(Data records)

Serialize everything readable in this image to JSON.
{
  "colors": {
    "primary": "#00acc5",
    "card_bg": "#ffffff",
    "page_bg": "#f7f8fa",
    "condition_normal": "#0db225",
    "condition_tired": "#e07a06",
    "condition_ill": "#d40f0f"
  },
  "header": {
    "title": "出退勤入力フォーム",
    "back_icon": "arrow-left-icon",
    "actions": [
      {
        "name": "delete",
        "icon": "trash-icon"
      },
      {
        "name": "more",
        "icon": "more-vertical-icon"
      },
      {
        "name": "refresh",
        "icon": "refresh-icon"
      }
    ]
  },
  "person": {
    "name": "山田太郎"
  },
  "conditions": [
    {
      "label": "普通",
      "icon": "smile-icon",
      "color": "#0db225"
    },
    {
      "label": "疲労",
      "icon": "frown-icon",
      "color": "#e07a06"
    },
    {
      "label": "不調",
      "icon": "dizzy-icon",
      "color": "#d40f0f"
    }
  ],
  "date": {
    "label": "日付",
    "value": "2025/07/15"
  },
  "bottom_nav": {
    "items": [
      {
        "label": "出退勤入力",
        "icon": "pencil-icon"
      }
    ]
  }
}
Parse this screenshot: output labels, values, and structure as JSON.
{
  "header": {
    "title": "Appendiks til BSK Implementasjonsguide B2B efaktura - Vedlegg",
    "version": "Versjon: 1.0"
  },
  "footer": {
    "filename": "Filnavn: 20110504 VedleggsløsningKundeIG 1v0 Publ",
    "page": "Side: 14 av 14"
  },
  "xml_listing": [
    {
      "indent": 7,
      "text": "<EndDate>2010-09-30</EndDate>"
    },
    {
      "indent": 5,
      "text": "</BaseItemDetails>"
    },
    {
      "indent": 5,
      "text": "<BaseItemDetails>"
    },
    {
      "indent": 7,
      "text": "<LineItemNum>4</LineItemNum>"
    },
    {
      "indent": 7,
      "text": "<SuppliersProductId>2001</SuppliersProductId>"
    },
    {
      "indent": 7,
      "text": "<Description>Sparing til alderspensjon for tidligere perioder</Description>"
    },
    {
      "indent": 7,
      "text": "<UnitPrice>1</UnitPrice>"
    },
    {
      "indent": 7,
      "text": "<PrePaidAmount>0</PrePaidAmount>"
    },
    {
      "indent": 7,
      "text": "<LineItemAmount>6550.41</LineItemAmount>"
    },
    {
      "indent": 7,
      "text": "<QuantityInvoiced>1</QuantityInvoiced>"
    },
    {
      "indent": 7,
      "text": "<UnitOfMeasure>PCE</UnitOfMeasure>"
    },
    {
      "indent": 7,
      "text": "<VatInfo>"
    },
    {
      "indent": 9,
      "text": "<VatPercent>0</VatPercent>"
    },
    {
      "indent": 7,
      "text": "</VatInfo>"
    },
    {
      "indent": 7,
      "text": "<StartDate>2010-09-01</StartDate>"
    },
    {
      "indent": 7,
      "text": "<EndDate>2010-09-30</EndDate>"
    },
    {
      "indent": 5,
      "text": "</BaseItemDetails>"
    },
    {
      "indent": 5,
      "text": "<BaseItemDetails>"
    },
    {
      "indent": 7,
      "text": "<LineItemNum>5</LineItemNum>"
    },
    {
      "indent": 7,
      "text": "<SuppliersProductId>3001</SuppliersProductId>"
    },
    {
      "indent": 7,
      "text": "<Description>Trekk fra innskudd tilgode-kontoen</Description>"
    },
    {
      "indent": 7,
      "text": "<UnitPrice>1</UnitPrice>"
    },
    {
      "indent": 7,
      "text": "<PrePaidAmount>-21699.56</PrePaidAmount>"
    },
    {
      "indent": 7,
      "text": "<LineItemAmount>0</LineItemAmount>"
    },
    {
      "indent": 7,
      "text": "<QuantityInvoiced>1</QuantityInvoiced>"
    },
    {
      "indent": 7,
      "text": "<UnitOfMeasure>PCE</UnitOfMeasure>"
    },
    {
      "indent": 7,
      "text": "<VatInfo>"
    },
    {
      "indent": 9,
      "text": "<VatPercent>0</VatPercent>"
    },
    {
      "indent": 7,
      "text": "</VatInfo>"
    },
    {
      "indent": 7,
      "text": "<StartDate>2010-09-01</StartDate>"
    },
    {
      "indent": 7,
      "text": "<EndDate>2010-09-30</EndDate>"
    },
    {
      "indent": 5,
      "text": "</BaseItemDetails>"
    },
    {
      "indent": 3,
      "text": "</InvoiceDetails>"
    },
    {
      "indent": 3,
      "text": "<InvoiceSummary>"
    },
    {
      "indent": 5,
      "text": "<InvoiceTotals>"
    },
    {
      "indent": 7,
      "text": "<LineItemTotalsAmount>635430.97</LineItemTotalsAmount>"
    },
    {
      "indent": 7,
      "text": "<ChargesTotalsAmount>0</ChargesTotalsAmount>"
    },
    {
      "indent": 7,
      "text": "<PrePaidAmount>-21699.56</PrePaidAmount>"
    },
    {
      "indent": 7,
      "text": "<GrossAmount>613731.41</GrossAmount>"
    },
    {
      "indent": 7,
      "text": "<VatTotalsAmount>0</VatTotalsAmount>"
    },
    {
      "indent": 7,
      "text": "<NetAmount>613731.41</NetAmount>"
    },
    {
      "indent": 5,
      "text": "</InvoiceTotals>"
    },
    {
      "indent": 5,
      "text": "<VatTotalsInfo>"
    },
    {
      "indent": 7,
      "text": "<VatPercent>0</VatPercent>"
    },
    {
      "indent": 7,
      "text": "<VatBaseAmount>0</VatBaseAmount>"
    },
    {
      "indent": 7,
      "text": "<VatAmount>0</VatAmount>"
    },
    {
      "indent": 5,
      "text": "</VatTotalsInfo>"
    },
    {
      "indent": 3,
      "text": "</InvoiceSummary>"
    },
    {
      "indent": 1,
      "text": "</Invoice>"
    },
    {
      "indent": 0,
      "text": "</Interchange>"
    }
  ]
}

- _EXERCISE DETAILS_:
Write out every line of the records exactly.

- _WRITTEN ANSWER_:
Serialize everything readable in this image to JSON.
{
  "colors": {
    "primary": "#00acc5",
    "card_bg": "#ffffff",
    "page_bg": "#f7f8fa",
    "condition_normal": "#0db225",
    "condition_tired": "#e07a06",
    "condition_ill": "#d40f0f"
  },
  "header": {
    "title": "出退勤入力フォーム",
    "back_icon": "arrow-left-icon",
    "actions": [
      {
        "name": "delete",
        "icon": "trash-icon"
      },
      {
        "name": "more",
        "icon": "more-vertical-icon"
      },
      {
        "name": "refresh",
        "icon": "refresh-icon"
      }
    ]
  },
  "person": {
    "name": "山田太郎"
  },
  "conditions": [
    {
      "label": "普通",
      "icon": "smile-icon",
      "color": "#0db225"
    },
    {
      "label": "疲労",
      "icon": "frown-icon",
      "color": "#e07a06"
    },
    {
      "label": "不調",
      "icon": "dizzy-icon",
      "color": "#d40f0f"
    }
  ],
  "date": {
    "label": "日付",
    "value": "2025/07/15"
  },
  "bottom_nav": {
    "items": [
      {
        "label": "出退勤入力",
        "icon": "pencil-icon"
      }
    ]
  }
}
Parse this screenshot: output labels, values, and structure as JSON.
{
  "header": {
    "title": "Appendiks til BSK Implementasjonsguide B2B efaktura - Vedlegg",
    "version": "Versjon: 1.0"
  },
  "footer": {
    "filename": "Filnavn: 20110504 VedleggsløsningKundeIG 1v0 Publ",
    "page": "Side: 14 av 14"
  },
  "xml_listing": [
    {
      "indent": 7,
      "text": "<EndDate>2010-09-30</EndDate>"
    },
    {
      "indent": 5,
      "text": "</BaseItemDetails>"
    },
    {
      "indent": 5,
      "text": "<BaseItemDetails>"
    },
    {
      "indent": 7,
      "text": "<LineItemNum>4</LineItemNum>"
    },
    {
      "indent": 7,
      "text": "<SuppliersProductId>2001</SuppliersProductId>"
    },
    {
      "indent": 7,
      "text": "<Description>Sparing til alderspensjon for tidligere perioder</Description>"
    },
    {
      "indent": 7,
      "text": "<UnitPrice>1</UnitPrice>"
    },
    {
      "indent": 7,
      "text": "<PrePaidAmount>0</PrePaidAmount>"
    },
    {
      "indent": 7,
      "text": "<LineItemAmount>6550.41</LineItemAmount>"
    },
    {
      "indent": 7,
      "text": "<QuantityInvoiced>1</QuantityInvoiced>"
    },
    {
      "indent": 7,
      "text": "<UnitOfMeasure>PCE</UnitOfMeasure>"
    },
    {
      "indent": 7,
      "text": "<VatInfo>"
    },
    {
      "indent": 9,
      "text": "<VatPercent>0</VatPercent>"
    },
    {
      "indent": 7,
      "text": "</VatInfo>"
    },
    {
      "indent": 7,
      "text": "<StartDate>2010-09-01</StartDate>"
    },
    {
      "indent": 7,
      "text": "<EndDate>2010-09-30</EndDate>"
    },
    {
      "indent": 5,
      "text": "</BaseItemDetails>"
    },
    {
      "indent": 5,
      "text": "<BaseItemDetails>"
    },
    {
      "indent": 7,
      "text": "<LineItemNum>5</LineItemNum>"
    },
    {
      "indent": 7,
      "text": "<SuppliersProductId>3001</SuppliersProductId>"
    },
    {
      "indent": 7,
      "text": "<Description>Trekk fra innskudd tilgode-kontoen</Description>"
    },
    {
      "indent": 7,
      "text": "<UnitPrice>1</UnitPrice>"
    },
    {
      "indent": 7,
      "text": "<PrePaidAmount>-21699.56</PrePaidAmount>"
    },
    {
      "indent": 7,
      "text": "<LineItemAmount>0</LineItemAmount>"
    },
    {
      "indent": 7,
      "text": "<QuantityInvoiced>1</QuantityInvoiced>"
    },
    {
      "indent": 7,
      "text": "<UnitOfMeasure>PCE</UnitOfMeasure>"
    },
    {
      "indent": 7,
      "text": "<VatInfo>"
    },
    {
      "indent": 9,
      "text": "<VatPercent>0</VatPercent>"
    },
    {
      "indent": 7,
      "text": "</VatInfo>"
    },
    {
      "indent": 7,
      "text": "<StartDate>2010-09-01</StartDate>"
    },
    {
      "indent": 7,
      "text": "<EndDate>2010-09-30</EndDate>"
    },
    {
      "indent": 5,
      "text": "</BaseItemDetails>"
    },
    {
      "indent": 3,
      "text": "</InvoiceDetails>"
    },
    {
      "indent": 3,
      "text": "<InvoiceSummary>"
    },
    {
      "indent": 5,
      "text": "<InvoiceTotals>"
    },
    {
      "indent": 7,
      "text": "<LineItemTotalsAmount>635430.97</LineItemTotalsAmount>"
    },
    {
      "indent": 7,
      "text": "<ChargesTotalsAmount>0</ChargesTotalsAmount>"
    },
    {
      "indent": 7,
      "text": "<PrePaidAmount>-21699.56</PrePaidAmount>"
    },
    {
      "indent": 7,
      "text": "<GrossAmount>613731.41</GrossAmount>"
    },
    {
      "indent": 7,
      "text": "<VatTotalsAmount>0</VatTotalsAmount>"
    },
    {
      "indent": 7,
      "text": "<NetAmount>613731.41</NetAmount>"
    },
    {
      "indent": 5,
      "text": "</InvoiceTotals>"
    },
    {
      "indent": 5,
      "text": "<VatTotalsInfo>"
    },
    {
      "indent": 7,
      "text": "<VatPercent>0</VatPercent>"
    },
    {
      "indent": 7,
      "text": "<VatBaseAmount>0</VatBaseAmount>"
    },
    {
      "indent": 7,
      "text": "<VatAmount>0</VatAmount>"
    },
    {
      "indent": 5,
      "text": "</VatTotalsInfo>"
    },
    {
      "indent": 3,
      "text": "</InvoiceSummary>"
    },
    {
      "indent": 1,
      "text": "</Invoice>"
    },
    {
      "indent": 0,
      "text": "</Interchange>"
    }
  ]
}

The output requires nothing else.